*** DATA FOR PROCESSING ***

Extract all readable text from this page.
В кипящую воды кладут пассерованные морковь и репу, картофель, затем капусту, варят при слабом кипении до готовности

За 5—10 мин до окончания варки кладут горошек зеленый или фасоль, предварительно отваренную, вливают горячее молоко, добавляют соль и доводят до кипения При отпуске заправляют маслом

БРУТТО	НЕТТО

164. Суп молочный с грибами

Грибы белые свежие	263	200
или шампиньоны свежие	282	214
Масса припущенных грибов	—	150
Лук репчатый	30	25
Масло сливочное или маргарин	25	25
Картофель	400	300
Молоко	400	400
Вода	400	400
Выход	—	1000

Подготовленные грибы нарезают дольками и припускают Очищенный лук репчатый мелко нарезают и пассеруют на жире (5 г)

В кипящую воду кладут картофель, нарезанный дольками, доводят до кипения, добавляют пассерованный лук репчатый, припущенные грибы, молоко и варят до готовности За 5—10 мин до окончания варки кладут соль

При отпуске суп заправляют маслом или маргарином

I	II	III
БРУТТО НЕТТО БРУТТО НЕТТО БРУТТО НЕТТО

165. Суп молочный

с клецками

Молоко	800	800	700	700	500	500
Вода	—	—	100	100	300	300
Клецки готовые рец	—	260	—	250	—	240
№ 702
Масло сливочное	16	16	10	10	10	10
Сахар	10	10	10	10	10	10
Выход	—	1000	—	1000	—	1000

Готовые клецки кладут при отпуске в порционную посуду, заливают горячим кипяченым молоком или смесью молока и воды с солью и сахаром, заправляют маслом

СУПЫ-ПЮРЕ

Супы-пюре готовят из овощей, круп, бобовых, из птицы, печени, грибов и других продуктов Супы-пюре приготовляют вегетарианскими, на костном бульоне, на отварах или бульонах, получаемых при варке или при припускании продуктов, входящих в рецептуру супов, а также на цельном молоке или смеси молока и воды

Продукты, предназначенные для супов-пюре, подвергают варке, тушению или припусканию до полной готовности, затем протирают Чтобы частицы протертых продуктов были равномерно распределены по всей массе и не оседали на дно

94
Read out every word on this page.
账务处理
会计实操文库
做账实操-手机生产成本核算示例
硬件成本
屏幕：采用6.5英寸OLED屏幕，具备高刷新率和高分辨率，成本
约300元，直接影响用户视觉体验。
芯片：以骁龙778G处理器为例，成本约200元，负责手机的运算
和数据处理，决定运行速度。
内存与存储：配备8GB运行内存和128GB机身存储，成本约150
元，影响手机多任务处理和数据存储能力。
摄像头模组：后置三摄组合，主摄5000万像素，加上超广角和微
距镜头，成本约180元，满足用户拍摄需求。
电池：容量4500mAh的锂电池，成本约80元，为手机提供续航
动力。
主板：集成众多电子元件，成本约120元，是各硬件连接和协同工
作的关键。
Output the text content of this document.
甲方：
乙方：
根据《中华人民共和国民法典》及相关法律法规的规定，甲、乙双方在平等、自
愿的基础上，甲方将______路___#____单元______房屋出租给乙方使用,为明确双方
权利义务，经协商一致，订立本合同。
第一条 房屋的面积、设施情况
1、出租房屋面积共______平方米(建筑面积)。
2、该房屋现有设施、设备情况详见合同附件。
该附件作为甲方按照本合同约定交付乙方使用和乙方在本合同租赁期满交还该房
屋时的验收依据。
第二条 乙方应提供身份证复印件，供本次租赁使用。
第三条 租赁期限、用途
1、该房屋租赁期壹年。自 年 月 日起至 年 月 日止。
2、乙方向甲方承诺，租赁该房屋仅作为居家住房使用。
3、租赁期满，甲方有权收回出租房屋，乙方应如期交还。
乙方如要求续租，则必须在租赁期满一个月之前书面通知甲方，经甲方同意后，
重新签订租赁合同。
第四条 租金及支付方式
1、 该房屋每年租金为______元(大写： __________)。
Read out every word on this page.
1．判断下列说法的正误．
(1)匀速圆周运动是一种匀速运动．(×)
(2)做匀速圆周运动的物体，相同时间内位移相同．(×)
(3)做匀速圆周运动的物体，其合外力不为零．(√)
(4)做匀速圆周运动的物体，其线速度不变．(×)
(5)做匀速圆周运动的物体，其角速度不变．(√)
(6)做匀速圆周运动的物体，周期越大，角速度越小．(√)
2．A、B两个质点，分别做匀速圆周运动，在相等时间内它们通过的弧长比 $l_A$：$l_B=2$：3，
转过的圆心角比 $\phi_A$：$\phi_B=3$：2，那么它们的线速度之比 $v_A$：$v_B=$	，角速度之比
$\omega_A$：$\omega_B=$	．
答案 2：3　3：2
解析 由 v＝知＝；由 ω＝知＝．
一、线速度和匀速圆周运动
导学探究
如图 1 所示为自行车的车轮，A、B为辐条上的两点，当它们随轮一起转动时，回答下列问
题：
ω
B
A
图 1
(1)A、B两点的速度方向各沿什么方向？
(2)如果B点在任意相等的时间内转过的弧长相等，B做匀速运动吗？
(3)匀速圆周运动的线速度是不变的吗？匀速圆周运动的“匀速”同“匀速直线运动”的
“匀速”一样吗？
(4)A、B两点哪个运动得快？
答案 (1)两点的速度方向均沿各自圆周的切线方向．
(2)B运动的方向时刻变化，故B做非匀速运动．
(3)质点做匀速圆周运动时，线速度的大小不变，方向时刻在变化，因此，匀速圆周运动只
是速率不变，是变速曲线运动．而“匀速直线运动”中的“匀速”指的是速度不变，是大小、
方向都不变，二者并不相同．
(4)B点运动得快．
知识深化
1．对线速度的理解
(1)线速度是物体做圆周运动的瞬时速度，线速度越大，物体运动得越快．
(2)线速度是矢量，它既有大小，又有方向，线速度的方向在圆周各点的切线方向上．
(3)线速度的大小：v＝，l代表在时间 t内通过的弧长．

***

▶ **WHAT TO WORK ON**
Quote every line of the data, word for word.

▶ **WRITTEN SOLUTION**
Extract all readable text from this page.
В кипящую воды кладут пассерованные морковь и репу, картофель, затем капусту, варят при слабом кипении до готовности

За 5—10 мин до окончания варки кладут горошек зеленый или фасоль, предварительно отваренную, вливают горячее молоко, добавляют соль и доводят до кипения При отпуске заправляют маслом

БРУТТО	НЕТТО

164. Суп молочный с грибами

Грибы белые свежие	263	200
или шампиньоны свежие	282	214
Масса припущенных грибов	—	150
Лук репчатый	30	25
Масло сливочное или маргарин	25	25
Картофель	400	300
Молоко	400	400
Вода	400	400
Выход	—	1000

Подготовленные грибы нарезают дольками и припускают Очищенный лук репчатый мелко нарезают и пассеруют на жире (5 г)

В кипящую воду кладут картофель, нарезанный дольками, доводят до кипения, добавляют пассерованный лук репчатый, припущенные грибы, молоко и варят до готовности За 5—10 мин до окончания варки кладут соль

При отпуске суп заправляют маслом или маргарином

I	II	III
БРУТТО НЕТТО БРУТТО НЕТТО БРУТТО НЕТТО

165. Суп молочный

с клецками

Молоко	800	800	700	700	500	500
Вода	—	—	100	100	300	300
Клецки готовые рец	—	260	—	250	—	240
№ 702
Масло сливочное	16	16	10	10	10	10
Сахар	10	10	10	10	10	10
Выход	—	1000	—	1000	—	1000

Готовые клецки кладут при отпуске в порционную посуду, заливают горячим кипяченым молоком или смесью молока и воды с солью и сахаром, заправляют маслом

СУПЫ-ПЮРЕ

Супы-пюре готовят из овощей, круп, бобовых, из птицы, печени, грибов и других продуктов Супы-пюре приготовляют вегетарианскими, на костном бульоне, на отварах или бульонах, получаемых при варке или при припускании продуктов, входящих в рецептуру супов, а также на цельном молоке или смеси молока и воды

Продукты, предназначенные для супов-пюре, подвергают варке, тушению или припусканию до полной готовности, затем протирают Чтобы частицы протертых продуктов были равномерно распределены по всей массе и не оседали на дно

94
Read out every word on this page.
账务处理
会计实操文库
做账实操-手机生产成本核算示例
硬件成本
屏幕：采用6.5英寸OLED屏幕，具备高刷新率和高分辨率，成本
约300元，直接影响用户视觉体验。
芯片：以骁龙778G处理器为例，成本约200元，负责手机的运算
和数据处理，决定运行速度。
内存与存储：配备8GB运行内存和128GB机身存储，成本约150
元，影响手机多任务处理和数据存储能力。
摄像头模组：后置三摄组合，主摄5000万像素，加上超广角和微
距镜头，成本约180元，满足用户拍摄需求。
电池：容量4500mAh的锂电池，成本约80元，为手机提供续航
动力。
主板：集成众多电子元件，成本约120元，是各硬件连接和协同工
作的关键。
Output the text content of this document.
甲方：
乙方：
根据《中华人民共和国民法典》及相关法律法规的规定，甲、乙双方在平等、自
愿的基础上，甲方将______路___#____单元______房屋出租给乙方使用,为明确双方
权利义务，经协商一致，订立本合同。
第一条 房屋的面积、设施情况
1、出租房屋面积共______平方米(建筑面积)。
2、该房屋现有设施、设备情况详见合同附件。
该附件作为甲方按照本合同约定交付乙方使用和乙方在本合同租赁期满交还该房
屋时的验收依据。
第二条 乙方应提供身份证复印件，供本次租赁使用。
第三条 租赁期限、用途
1、该房屋租赁期壹年。自 年 月 日起至 年 月 日止。
2、乙方向甲方承诺，租赁该房屋仅作为居家住房使用。
3、租赁期满，甲方有权收回出租房屋，乙方应如期交还。
乙方如要求续租，则必须在租赁期满一个月之前书面通知甲方，经甲方同意后，
重新签订租赁合同。
第四条 租金及支付方式
1、 该房屋每年租金为______元(大写： __________)。
Read out every word on this page.
1．判断下列说法的正误．
(1)匀速圆周运动是一种匀速运动．(×)
(2)做匀速圆周运动的物体，相同时间内位移相同．(×)
(3)做匀速圆周运动的物体，其合外力不为零．(√)
(4)做匀速圆周运动的物体，其线速度不变．(×)
(5)做匀速圆周运动的物体，其角速度不变．(√)
(6)做匀速圆周运动的物体，周期越大，角速度越小．(√)
2．A、B两个质点，分别做匀速圆周运动，在相等时间内它们通过的弧长比 $l_A$：$l_B=2$：3，
转过的圆心角比 $\phi_A$：$\phi_B=3$：2，那么它们的线速度之比 $v_A$：$v_B=$	，角速度之比
$\omega_A$：$\omega_B=$	．
答案 2：3　3：2
解析 由 v＝知＝；由 ω＝知＝．
一、线速度和匀速圆周运动
导学探究
如图 1 所示为自行车的车轮，A、B为辐条上的两点，当它们随轮一起转动时，回答下列问
题：
ω
B
A
图 1
(1)A、B两点的速度方向各沿什么方向？
(2)如果B点在任意相等的时间内转过的弧长相等，B做匀速运动吗？
(3)匀速圆周运动的线速度是不变的吗？匀速圆周运动的“匀速”同“匀速直线运动”的
“匀速”一样吗？
(4)A、B两点哪个运动得快？
答案 (1)两点的速度方向均沿各自圆周的切线方向．
(2)B运动的方向时刻变化，故B做非匀速运动．
(3)质点做匀速圆周运动时，线速度的大小不变，方向时刻在变化，因此，匀速圆周运动只
是速率不变，是变速曲线运动．而“匀速直线运动”中的“匀速”指的是速度不变，是大小、
方向都不变，二者并不相同．
(4)B点运动得快．
知识深化
1．对线速度的理解
(1)线速度是物体做圆周运动的瞬时速度，线速度越大，物体运动得越快．
(2)线速度是矢量，它既有大小，又有方向，线速度的方向在圆周各点的切线方向上．
(3)线速度的大小：v＝，l代表在时间 t内通过的弧长．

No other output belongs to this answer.